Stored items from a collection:
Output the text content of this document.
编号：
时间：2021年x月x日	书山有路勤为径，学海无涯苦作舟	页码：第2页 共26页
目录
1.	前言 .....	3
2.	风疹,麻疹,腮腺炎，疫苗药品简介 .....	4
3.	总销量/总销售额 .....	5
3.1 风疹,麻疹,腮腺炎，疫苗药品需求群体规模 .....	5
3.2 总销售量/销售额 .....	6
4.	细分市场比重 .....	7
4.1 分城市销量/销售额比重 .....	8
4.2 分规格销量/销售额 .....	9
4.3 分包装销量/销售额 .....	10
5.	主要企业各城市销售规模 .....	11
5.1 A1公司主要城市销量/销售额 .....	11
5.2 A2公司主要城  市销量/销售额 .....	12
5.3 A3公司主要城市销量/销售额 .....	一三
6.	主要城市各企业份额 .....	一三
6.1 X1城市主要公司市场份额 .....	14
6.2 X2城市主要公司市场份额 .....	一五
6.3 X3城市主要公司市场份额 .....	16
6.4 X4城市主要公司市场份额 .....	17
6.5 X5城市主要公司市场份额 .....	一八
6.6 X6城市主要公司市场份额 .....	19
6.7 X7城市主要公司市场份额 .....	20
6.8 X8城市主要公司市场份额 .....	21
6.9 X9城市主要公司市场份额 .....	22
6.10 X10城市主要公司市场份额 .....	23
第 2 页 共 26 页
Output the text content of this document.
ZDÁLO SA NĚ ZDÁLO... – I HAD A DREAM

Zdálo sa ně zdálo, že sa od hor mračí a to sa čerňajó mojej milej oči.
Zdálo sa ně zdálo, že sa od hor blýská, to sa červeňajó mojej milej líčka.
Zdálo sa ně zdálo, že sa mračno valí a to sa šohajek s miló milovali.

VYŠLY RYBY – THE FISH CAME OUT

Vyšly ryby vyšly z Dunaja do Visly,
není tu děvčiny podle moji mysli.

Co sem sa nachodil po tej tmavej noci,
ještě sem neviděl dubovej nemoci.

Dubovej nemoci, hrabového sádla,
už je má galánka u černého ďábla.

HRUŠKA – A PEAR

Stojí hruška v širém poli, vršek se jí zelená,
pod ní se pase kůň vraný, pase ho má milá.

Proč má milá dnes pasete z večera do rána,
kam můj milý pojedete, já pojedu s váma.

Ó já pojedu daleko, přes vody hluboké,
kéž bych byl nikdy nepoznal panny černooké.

* WRITTEN EXERCISE *
The records above need to be transcribed in full. Keep every character unchanged.

* ANSWER TO THE TASK *
Output the text content of this document.
编号：
时间：2021年x月x日	书山有路勤为径，学海无涯苦作舟	页码：第2页 共26页
目录
1.	前言 .....	3
2.	风疹,麻疹,腮腺炎，疫苗药品简介 .....	4
3.	总销量/总销售额 .....	5
3.1 风疹,麻疹,腮腺炎，疫苗药品需求群体规模 .....	5
3.2 总销售量/销售额 .....	6
4.	细分市场比重 .....	7
4.1 分城市销量/销售额比重 .....	8
4.2 分规格销量/销售额 .....	9
4.3 分包装销量/销售额 .....	10
5.	主要企业各城市销售规模 .....	11
5.1 A1公司主要城市销量/销售额 .....	11
5.2 A2公司主要城  市销量/销售额 .....	12
5.3 A3公司主要城市销量/销售额 .....	一三
6.	主要城市各企业份额 .....	一三
6.1 X1城市主要公司市场份额 .....	14
6.2 X2城市主要公司市场份额 .....	一五
6.3 X3城市主要公司市场份额 .....	16
6.4 X4城市主要公司市场份额 .....	17
6.5 X5城市主要公司市场份额 .....	一八
6.6 X6城市主要公司市场份额 .....	19
6.7 X7城市主要公司市场份额 .....	20
6.8 X8城市主要公司市场份额 .....	21
6.9 X9城市主要公司市场份额 .....	22
6.10 X10城市主要公司市场份额 .....	23
第 2 页 共 26 页
Output the text content of this document.
ZDÁLO SA NĚ ZDÁLO... – I HAD A DREAM

Zdálo sa ně zdálo, že sa od hor mračí a to sa čerňajó mojej milej oči.
Zdálo sa ně zdálo, že sa od hor blýská, to sa červeňajó mojej milej líčka.
Zdálo sa ně zdálo, že sa mračno valí a to sa šohajek s miló milovali.

VYŠLY RYBY – THE FISH CAME OUT

Vyšly ryby vyšly z Dunaja do Visly,
není tu děvčiny podle moji mysli.

Co sem sa nachodil po tej tmavej noci,
ještě sem neviděl dubovej nemoci.

Dubovej nemoci, hrabového sádla,
už je má galánka u černého ďábla.

HRUŠKA – A PEAR

Stojí hruška v širém poli, vršek se jí zelená,
pod ní se pase kůň vraný, pase ho má milá.

Proč má milá dnes pasete z večera do rána,
kam můj milý pojedete, já pojedu s váma.

Ó já pojedu daleko, přes vody hluboké,
kéž bych byl nikdy nepoznal panny černooké.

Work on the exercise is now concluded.